Recorded data
-- start --

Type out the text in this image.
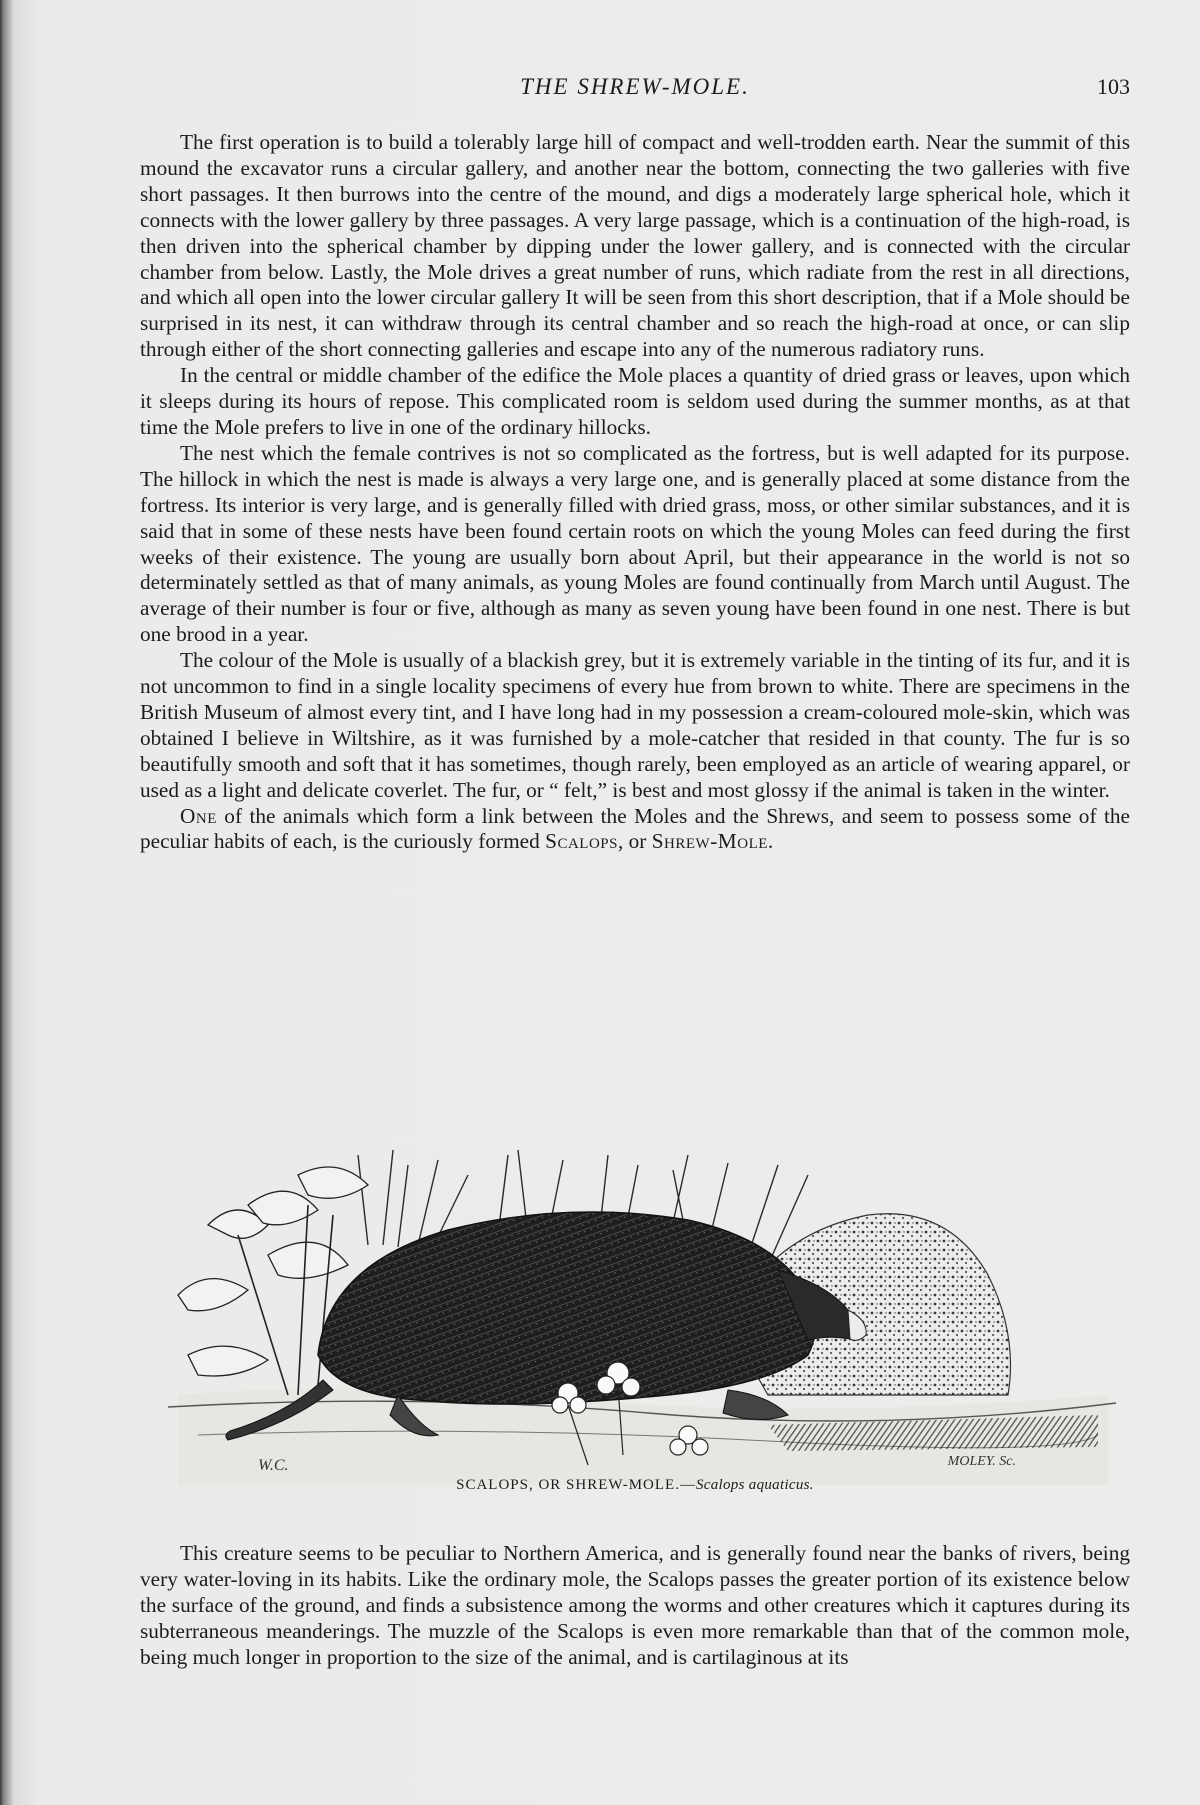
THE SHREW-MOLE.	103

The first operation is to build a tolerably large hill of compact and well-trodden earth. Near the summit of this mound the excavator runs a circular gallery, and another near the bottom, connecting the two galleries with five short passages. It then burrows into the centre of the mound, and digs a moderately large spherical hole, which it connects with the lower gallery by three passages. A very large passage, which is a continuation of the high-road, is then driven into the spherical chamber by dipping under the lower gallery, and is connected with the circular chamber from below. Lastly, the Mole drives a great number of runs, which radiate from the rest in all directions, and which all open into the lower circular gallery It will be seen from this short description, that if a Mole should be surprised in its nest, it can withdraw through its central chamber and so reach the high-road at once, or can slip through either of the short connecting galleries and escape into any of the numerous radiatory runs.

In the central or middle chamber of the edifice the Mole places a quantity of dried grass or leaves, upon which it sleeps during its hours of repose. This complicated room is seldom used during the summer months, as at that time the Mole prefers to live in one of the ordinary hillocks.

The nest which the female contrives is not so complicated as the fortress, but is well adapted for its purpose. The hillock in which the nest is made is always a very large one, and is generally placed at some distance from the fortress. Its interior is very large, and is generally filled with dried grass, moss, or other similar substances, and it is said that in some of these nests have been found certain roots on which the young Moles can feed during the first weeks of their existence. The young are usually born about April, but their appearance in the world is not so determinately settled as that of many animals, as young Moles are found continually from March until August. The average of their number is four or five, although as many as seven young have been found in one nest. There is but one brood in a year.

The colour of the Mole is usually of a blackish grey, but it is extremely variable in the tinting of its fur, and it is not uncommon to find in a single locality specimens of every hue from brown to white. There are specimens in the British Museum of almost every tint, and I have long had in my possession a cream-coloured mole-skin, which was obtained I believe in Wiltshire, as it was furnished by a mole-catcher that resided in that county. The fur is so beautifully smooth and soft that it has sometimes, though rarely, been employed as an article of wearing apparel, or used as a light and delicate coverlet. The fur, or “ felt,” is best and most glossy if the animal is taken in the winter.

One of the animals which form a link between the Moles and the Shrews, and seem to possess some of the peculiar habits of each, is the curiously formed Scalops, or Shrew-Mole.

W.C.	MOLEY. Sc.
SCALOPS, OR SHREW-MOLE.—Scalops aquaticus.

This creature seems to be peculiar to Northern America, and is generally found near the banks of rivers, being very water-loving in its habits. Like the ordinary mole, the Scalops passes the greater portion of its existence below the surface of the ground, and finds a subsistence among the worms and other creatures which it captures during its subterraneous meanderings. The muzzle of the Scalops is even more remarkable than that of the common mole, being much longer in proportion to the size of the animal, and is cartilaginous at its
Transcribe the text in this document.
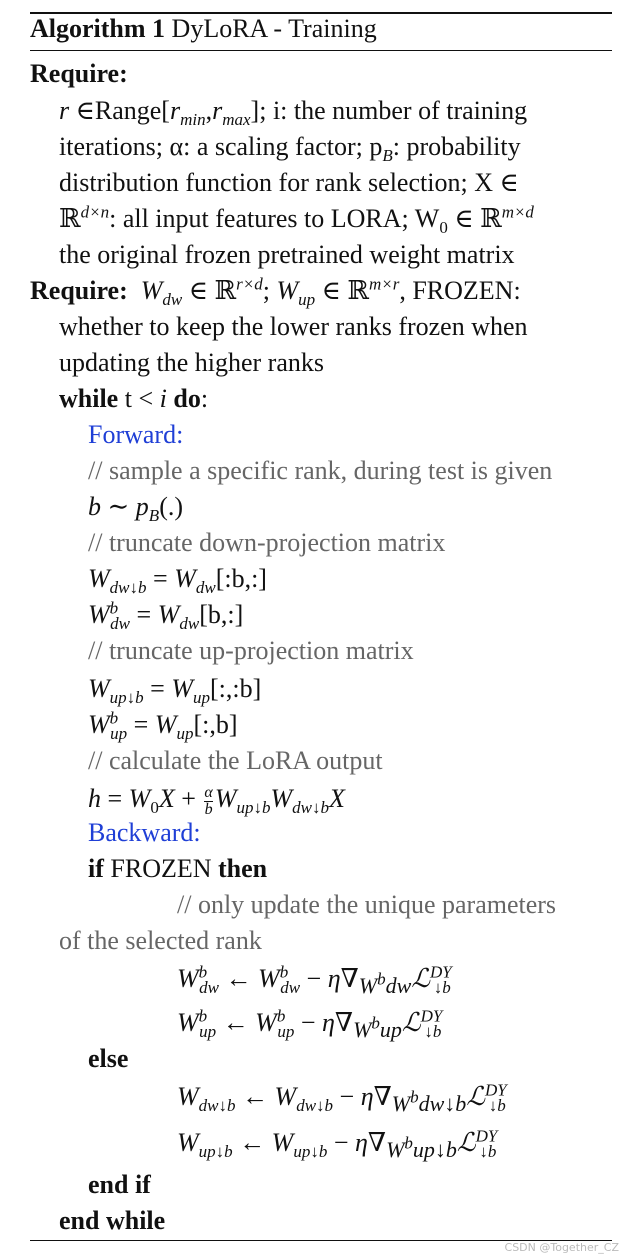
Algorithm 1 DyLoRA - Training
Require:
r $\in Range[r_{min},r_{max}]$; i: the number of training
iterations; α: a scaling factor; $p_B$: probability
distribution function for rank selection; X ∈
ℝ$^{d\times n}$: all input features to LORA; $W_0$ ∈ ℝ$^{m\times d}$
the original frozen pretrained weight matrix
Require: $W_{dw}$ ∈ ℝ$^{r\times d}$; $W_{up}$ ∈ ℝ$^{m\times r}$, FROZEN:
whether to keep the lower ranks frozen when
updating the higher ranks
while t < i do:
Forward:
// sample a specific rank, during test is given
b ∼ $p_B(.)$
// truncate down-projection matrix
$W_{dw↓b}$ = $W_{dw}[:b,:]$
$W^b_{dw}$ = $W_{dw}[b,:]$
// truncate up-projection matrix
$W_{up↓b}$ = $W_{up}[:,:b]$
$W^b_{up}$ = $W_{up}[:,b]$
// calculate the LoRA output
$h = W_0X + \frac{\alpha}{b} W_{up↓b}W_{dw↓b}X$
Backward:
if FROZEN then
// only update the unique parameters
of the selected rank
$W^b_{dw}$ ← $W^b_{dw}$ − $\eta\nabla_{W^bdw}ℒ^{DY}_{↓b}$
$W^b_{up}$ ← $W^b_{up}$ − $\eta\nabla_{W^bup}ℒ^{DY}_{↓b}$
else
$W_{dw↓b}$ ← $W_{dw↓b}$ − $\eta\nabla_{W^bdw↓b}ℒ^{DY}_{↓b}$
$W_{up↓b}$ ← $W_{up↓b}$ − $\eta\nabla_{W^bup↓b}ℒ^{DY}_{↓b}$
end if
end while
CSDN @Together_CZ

-- end --
-- start --

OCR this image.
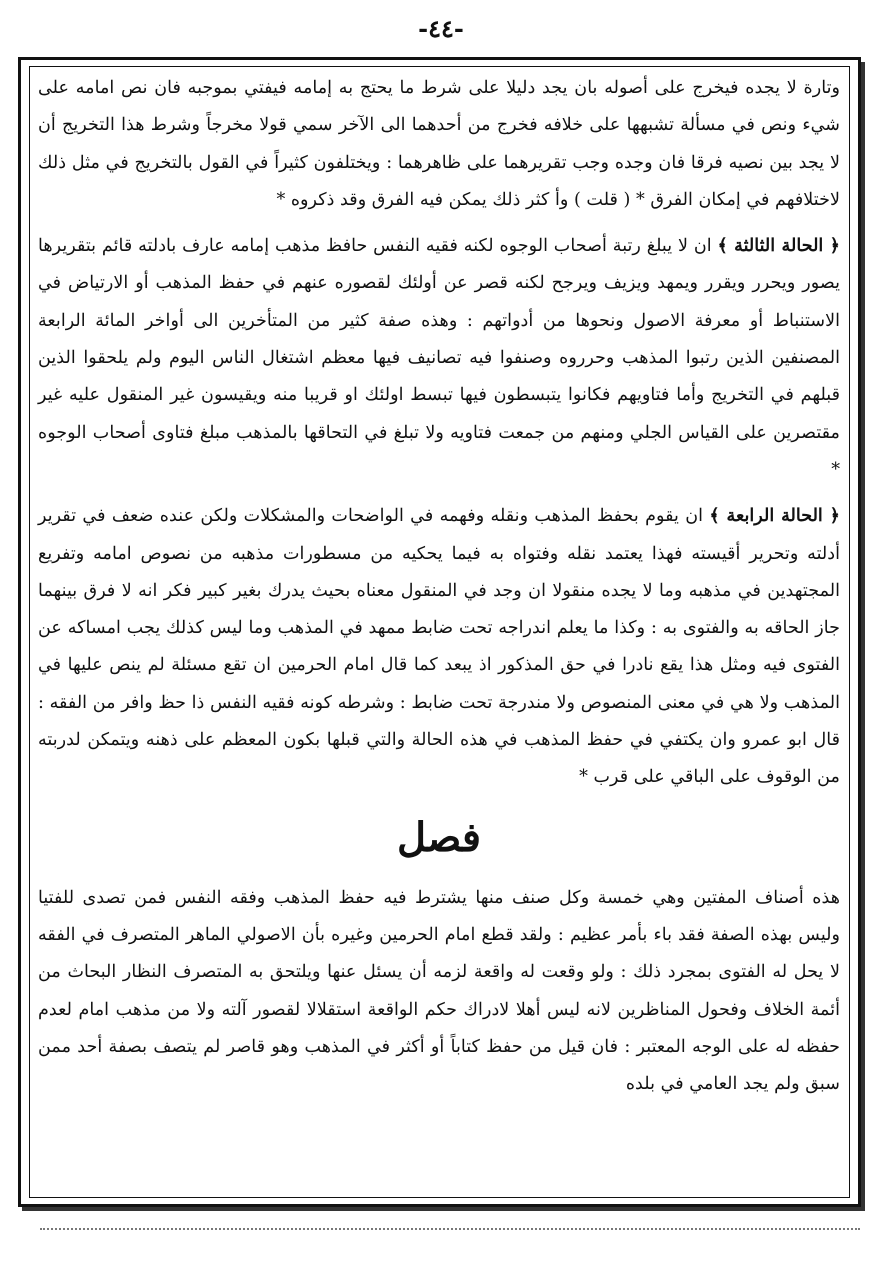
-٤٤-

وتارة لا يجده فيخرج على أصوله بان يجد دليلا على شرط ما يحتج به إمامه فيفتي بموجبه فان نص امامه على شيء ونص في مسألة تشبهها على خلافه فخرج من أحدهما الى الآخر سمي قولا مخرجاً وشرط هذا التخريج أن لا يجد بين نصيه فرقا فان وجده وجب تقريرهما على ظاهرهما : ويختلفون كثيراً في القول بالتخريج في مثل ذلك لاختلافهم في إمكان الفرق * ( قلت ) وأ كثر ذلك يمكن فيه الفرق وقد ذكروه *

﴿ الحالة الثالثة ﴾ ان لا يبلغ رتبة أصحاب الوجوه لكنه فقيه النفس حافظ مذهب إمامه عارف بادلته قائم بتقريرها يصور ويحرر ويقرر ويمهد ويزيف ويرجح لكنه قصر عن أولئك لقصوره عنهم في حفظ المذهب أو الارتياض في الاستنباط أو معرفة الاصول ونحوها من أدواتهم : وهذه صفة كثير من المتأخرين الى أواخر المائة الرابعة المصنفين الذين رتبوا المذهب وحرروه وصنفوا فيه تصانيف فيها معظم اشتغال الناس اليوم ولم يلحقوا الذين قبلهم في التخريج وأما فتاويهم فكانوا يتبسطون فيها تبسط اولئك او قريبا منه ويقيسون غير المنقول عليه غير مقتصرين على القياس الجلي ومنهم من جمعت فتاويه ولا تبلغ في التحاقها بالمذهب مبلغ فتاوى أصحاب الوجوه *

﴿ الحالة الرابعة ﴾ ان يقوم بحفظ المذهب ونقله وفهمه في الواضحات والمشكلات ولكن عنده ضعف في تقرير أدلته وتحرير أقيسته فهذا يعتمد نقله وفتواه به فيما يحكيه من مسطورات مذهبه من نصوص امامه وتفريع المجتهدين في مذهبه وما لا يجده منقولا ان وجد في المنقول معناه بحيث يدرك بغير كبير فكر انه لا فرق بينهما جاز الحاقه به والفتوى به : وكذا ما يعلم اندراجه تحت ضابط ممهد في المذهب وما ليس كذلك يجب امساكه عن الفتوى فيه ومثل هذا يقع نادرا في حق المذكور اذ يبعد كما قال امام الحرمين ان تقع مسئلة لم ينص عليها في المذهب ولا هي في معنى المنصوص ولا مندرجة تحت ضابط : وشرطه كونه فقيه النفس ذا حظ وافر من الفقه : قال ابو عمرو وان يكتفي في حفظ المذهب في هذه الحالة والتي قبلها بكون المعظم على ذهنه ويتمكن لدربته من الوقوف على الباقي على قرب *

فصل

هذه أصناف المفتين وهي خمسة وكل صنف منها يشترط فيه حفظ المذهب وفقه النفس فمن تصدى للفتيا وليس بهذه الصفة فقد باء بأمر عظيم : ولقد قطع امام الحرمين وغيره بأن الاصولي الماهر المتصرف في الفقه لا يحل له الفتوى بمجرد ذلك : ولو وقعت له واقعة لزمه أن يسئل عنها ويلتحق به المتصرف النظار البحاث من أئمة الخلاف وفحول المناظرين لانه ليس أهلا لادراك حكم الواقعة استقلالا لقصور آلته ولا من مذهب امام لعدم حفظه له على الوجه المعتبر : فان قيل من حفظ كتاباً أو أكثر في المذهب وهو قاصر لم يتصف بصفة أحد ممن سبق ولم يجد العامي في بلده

-- end --

What you need to do:
Look through the material above. Copy each line where the word "projection" appears.

Result for this exercise:
// truncate down-projection matrix
// truncate up-projection matrix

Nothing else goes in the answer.